### Exercise goal
Copy out every record below exactly as written, but leave out any pictures.

* start Material for this exercise *

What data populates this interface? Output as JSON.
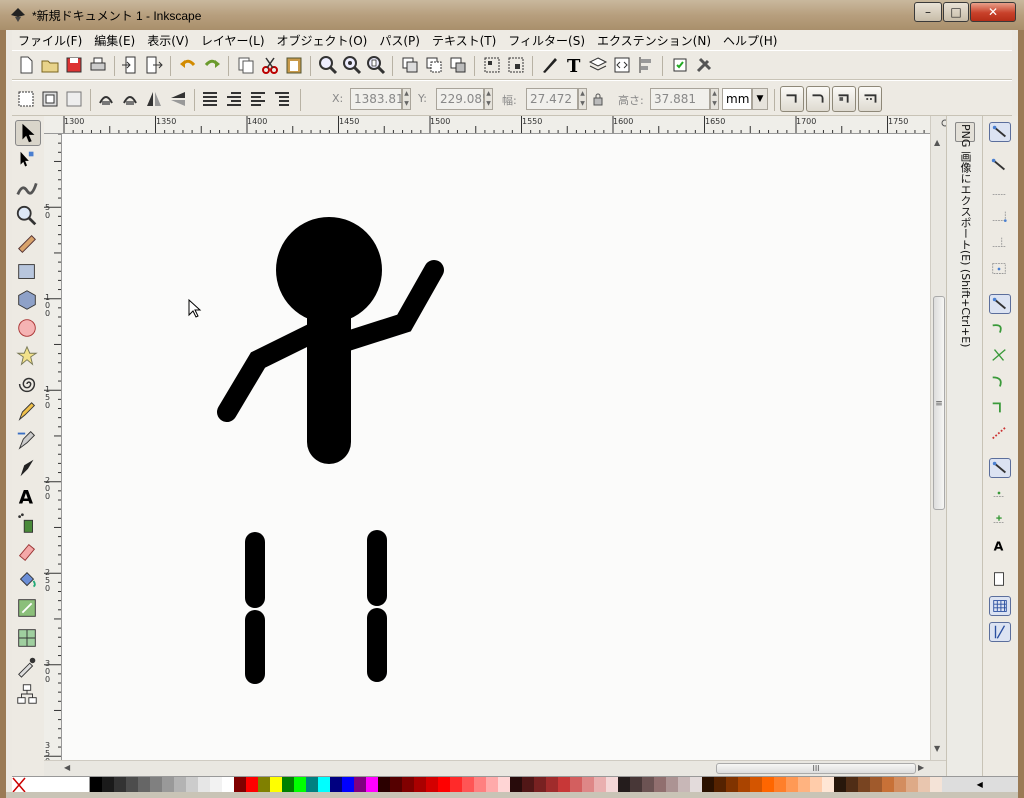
{
  "window": {
    "title": "*新規ドキュメント 1 - Inkscape",
    "minimize": "–",
    "maximize": "□",
    "close": "✕"
  },
  "menu": [
    "ファイル(F)",
    "編集(E)",
    "表示(V)",
    "レイヤー(L)",
    "オブジェクト(O)",
    "パス(P)",
    "テキスト(T)",
    "フィルター(S)",
    "エクステンション(N)",
    "ヘルプ(H)"
  ],
  "controls": {
    "x_label": "X:",
    "x_value": "1383.81",
    "y_label": "Y:",
    "y_value": "229.085",
    "w_label": "幅:",
    "w_value": "27.472",
    "h_label": "高さ:",
    "h_value": "37.881",
    "unit": "mm"
  },
  "ruler": {
    "h_labels": [
      "1300",
      "1350",
      "1400",
      "1450",
      "1500",
      "1550",
      "1600",
      "1650",
      "1700",
      "1750"
    ],
    "v_labels": [
      "50",
      "100",
      "150",
      "200",
      "250",
      "300",
      "350"
    ]
  },
  "dock": {
    "export_label": "PNG 画像にエクスポート(E) (Shift+Ctrl+E)"
  },
  "hscroll_thumb": "III",
  "vscroll_thumb": "≡",
  "colors": {
    "palette": [
      "#000000",
      "#1a1a1a",
      "#333333",
      "#4d4d4d",
      "#666666",
      "#808080",
      "#999999",
      "#b3b3b3",
      "#cccccc",
      "#e6e6e6",
      "#f2f2f2",
      "#ffffff",
      "#800000",
      "#ff0000",
      "#808000",
      "#ffff00",
      "#008000",
      "#00ff00",
      "#008080",
      "#00ffff",
      "#000080",
      "#0000ff",
      "#800080",
      "#ff00ff",
      "#2b0000",
      "#550000",
      "#800000",
      "#aa0000",
      "#d40000",
      "#ff0000",
      "#ff2a2a",
      "#ff5555",
      "#ff8080",
      "#ffaaaa",
      "#ffd5d5",
      "#280b0b",
      "#501616",
      "#782121",
      "#a02c2c",
      "#c83737",
      "#d35f5f",
      "#de8787",
      "#e9afaf",
      "#f4d7d7",
      "#241c1c",
      "#483737",
      "#6c5353",
      "#916f6f",
      "#ac9393",
      "#c8b7b7",
      "#e3dbdb",
      "#2b1100",
      "#552200",
      "#803300",
      "#aa4400",
      "#d45500",
      "#ff6600",
      "#ff7f2a",
      "#ff9955",
      "#ffb380",
      "#ffccaa",
      "#ffe6d5",
      "#28170b",
      "#502d16",
      "#784421",
      "#a05a2c",
      "#c87137",
      "#d38d5f",
      "#deaa87",
      "#e9c6af",
      "#f4e3d7"
    ]
  }
}
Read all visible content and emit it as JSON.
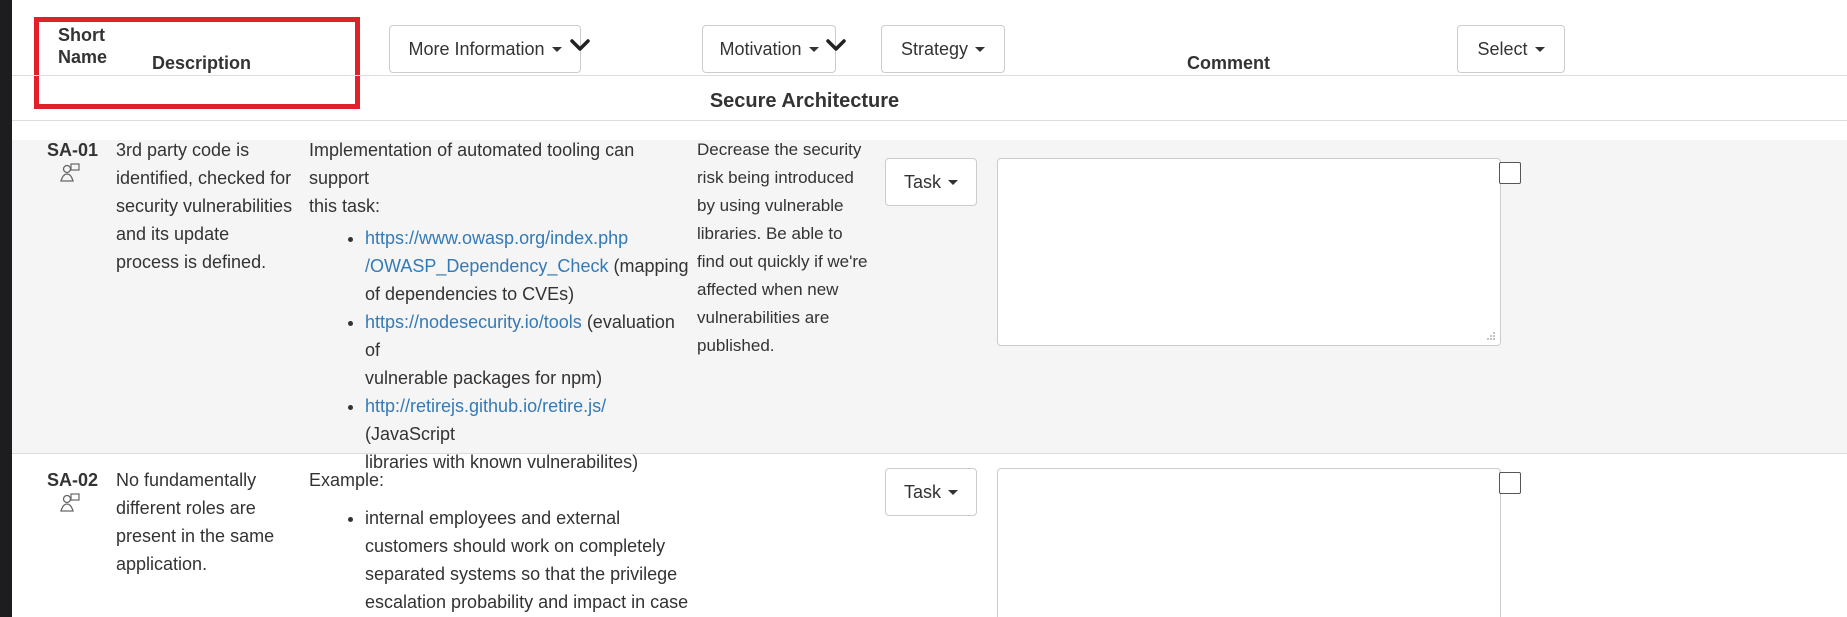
{
  "header": {
    "short_name": "Short Name",
    "short_name_line1": "Short",
    "short_name_line2": "Name",
    "description": "Description",
    "more_information": "More Information",
    "motivation": "Motivation",
    "strategy": "Strategy",
    "comment": "Comment",
    "select": "Select"
  },
  "section": {
    "title": "Secure Architecture"
  },
  "rows": [
    {
      "code": "SA-01",
      "description": "3rd party code is identified, checked for security vulnerabilities and its update process is defined.",
      "desc_lines": [
        "3rd party code is",
        "identified, checked for",
        "security vulnerabilities",
        "and its update",
        "process is defined."
      ],
      "info_intro_lines": [
        "Implementation of automated tooling can support",
        "this task:"
      ],
      "links": [
        {
          "url_lines": [
            "https://www.owasp.org/index.php",
            "/OWASP_Dependency_Check"
          ],
          "note_inline": "(mapping",
          "note_lines": [
            "of dependencies to CVEs)"
          ]
        },
        {
          "url_lines": [
            "https://nodesecurity.io/tools"
          ],
          "note_inline": "(evaluation of",
          "note_lines": [
            "vulnerable packages for npm)"
          ]
        },
        {
          "url_lines": [
            "http://retirejs.github.io/retire.js/"
          ],
          "note_inline": "(JavaScript",
          "note_lines": [
            "libraries with known vulnerabilites)"
          ]
        }
      ],
      "motivation_lines": [
        "Decrease the security",
        "risk being introduced",
        "by using vulnerable",
        "libraries. Be able to",
        "find out quickly if we're",
        "affected when new",
        "vulnerabilities are",
        "published."
      ],
      "task_label": "Task",
      "comment_value": "",
      "checked": false
    },
    {
      "code": "SA-02",
      "desc_lines": [
        "No fundamentally",
        "different roles are",
        "present in the same",
        "application."
      ],
      "info_intro_lines": [
        "Example:"
      ],
      "bullet_lines": [
        "internal employees and external",
        "customers should work on completely",
        "separated systems so that the privilege",
        "escalation probability and impact in case"
      ],
      "task_label": "Task",
      "comment_value": "",
      "checked": false
    }
  ],
  "icons": {
    "dropdown": "caret-down-icon",
    "expand": "chevron-down-icon",
    "role": "role-person-icon"
  },
  "colors": {
    "highlight": "#e0202b",
    "link": "#337ab7",
    "row_bg": "#f5f5f5",
    "border": "#cccccc"
  }
}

* end Material for this exercise *

### Answer
What data populates this interface? Output as JSON.
{
  "window": {
    "title": "*新規ドキュメント 1 - Inkscape",
    "minimize": "–",
    "maximize": "□",
    "close": "✕"
  },
  "menu": [
    "ファイル(F)",
    "編集(E)",
    "表示(V)",
    "レイヤー(L)",
    "オブジェクト(O)",
    "パス(P)",
    "テキスト(T)",
    "フィルター(S)",
    "エクステンション(N)",
    "ヘルプ(H)"
  ],
  "controls": {
    "x_label": "X:",
    "x_value": "1383.81",
    "y_label": "Y:",
    "y_value": "229.085",
    "w_label": "幅:",
    "w_value": "27.472",
    "h_label": "高さ:",
    "h_value": "37.881",
    "unit": "mm"
  },
  "ruler": {
    "h_labels": [
      "1300",
      "1350",
      "1400",
      "1450",
      "1500",
      "1550",
      "1600",
      "1650",
      "1700",
      "1750"
    ],
    "v_labels": [
      "50",
      "100",
      "150",
      "200",
      "250",
      "300",
      "350"
    ]
  },
  "dock": {
    "export_label": "PNG 画像にエクスポート(E) (Shift+Ctrl+E)"
  },
  "hscroll_thumb": "III",
  "vscroll_thumb": "≡",
  "colors": {
    "palette": [
      "#000000",
      "#1a1a1a",
      "#333333",
      "#4d4d4d",
      "#666666",
      "#808080",
      "#999999",
      "#b3b3b3",
      "#cccccc",
      "#e6e6e6",
      "#f2f2f2",
      "#ffffff",
      "#800000",
      "#ff0000",
      "#808000",
      "#ffff00",
      "#008000",
      "#00ff00",
      "#008080",
      "#00ffff",
      "#000080",
      "#0000ff",
      "#800080",
      "#ff00ff",
      "#2b0000",
      "#550000",
      "#800000",
      "#aa0000",
      "#d40000",
      "#ff0000",
      "#ff2a2a",
      "#ff5555",
      "#ff8080",
      "#ffaaaa",
      "#ffd5d5",
      "#280b0b",
      "#501616",
      "#782121",
      "#a02c2c",
      "#c83737",
      "#d35f5f",
      "#de8787",
      "#e9afaf",
      "#f4d7d7",
      "#241c1c",
      "#483737",
      "#6c5353",
      "#916f6f",
      "#ac9393",
      "#c8b7b7",
      "#e3dbdb",
      "#2b1100",
      "#552200",
      "#803300",
      "#aa4400",
      "#d45500",
      "#ff6600",
      "#ff7f2a",
      "#ff9955",
      "#ffb380",
      "#ffccaa",
      "#ffe6d5",
      "#28170b",
      "#502d16",
      "#784421",
      "#a05a2c",
      "#c87137",
      "#d38d5f",
      "#deaa87",
      "#e9c6af",
      "#f4e3d7"
    ]
  }
}
Read all visible content and emit it as JSON.
{
  "header": {
    "short_name": "Short Name",
    "short_name_line1": "Short",
    "short_name_line2": "Name",
    "description": "Description",
    "more_information": "More Information",
    "motivation": "Motivation",
    "strategy": "Strategy",
    "comment": "Comment",
    "select": "Select"
  },
  "section": {
    "title": "Secure Architecture"
  },
  "rows": [
    {
      "code": "SA-01",
      "description": "3rd party code is identified, checked for security vulnerabilities and its update process is defined.",
      "desc_lines": [
        "3rd party code is",
        "identified, checked for",
        "security vulnerabilities",
        "and its update",
        "process is defined."
      ],
      "info_intro_lines": [
        "Implementation of automated tooling can support",
        "this task:"
      ],
      "links": [
        {
          "url_lines": [
            "https://www.owasp.org/index.php",
            "/OWASP_Dependency_Check"
          ],
          "note_inline": "(mapping",
          "note_lines": [
            "of dependencies to CVEs)"
          ]
        },
        {
          "url_lines": [
            "https://nodesecurity.io/tools"
          ],
          "note_inline": "(evaluation of",
          "note_lines": [
            "vulnerable packages for npm)"
          ]
        },
        {
          "url_lines": [
            "http://retirejs.github.io/retire.js/"
          ],
          "note_inline": "(JavaScript",
          "note_lines": [
            "libraries with known vulnerabilites)"
          ]
        }
      ],
      "motivation_lines": [
        "Decrease the security",
        "risk being introduced",
        "by using vulnerable",
        "libraries. Be able to",
        "find out quickly if we're",
        "affected when new",
        "vulnerabilities are",
        "published."
      ],
      "task_label": "Task",
      "comment_value": "",
      "checked": false
    },
    {
      "code": "SA-02",
      "desc_lines": [
        "No fundamentally",
        "different roles are",
        "present in the same",
        "application."
      ],
      "info_intro_lines": [
        "Example:"
      ],
      "bullet_lines": [
        "internal employees and external",
        "customers should work on completely",
        "separated systems so that the privilege",
        "escalation probability and impact in case"
      ],
      "task_label": "Task",
      "comment_value": "",
      "checked": false
    }
  ],
  "icons": {
    "dropdown": "caret-down-icon",
    "expand": "chevron-down-icon",
    "role": "role-person-icon"
  },
  "colors": {
    "highlight": "#e0202b",
    "link": "#337ab7",
    "row_bg": "#f5f5f5",
    "border": "#cccccc"
  }
}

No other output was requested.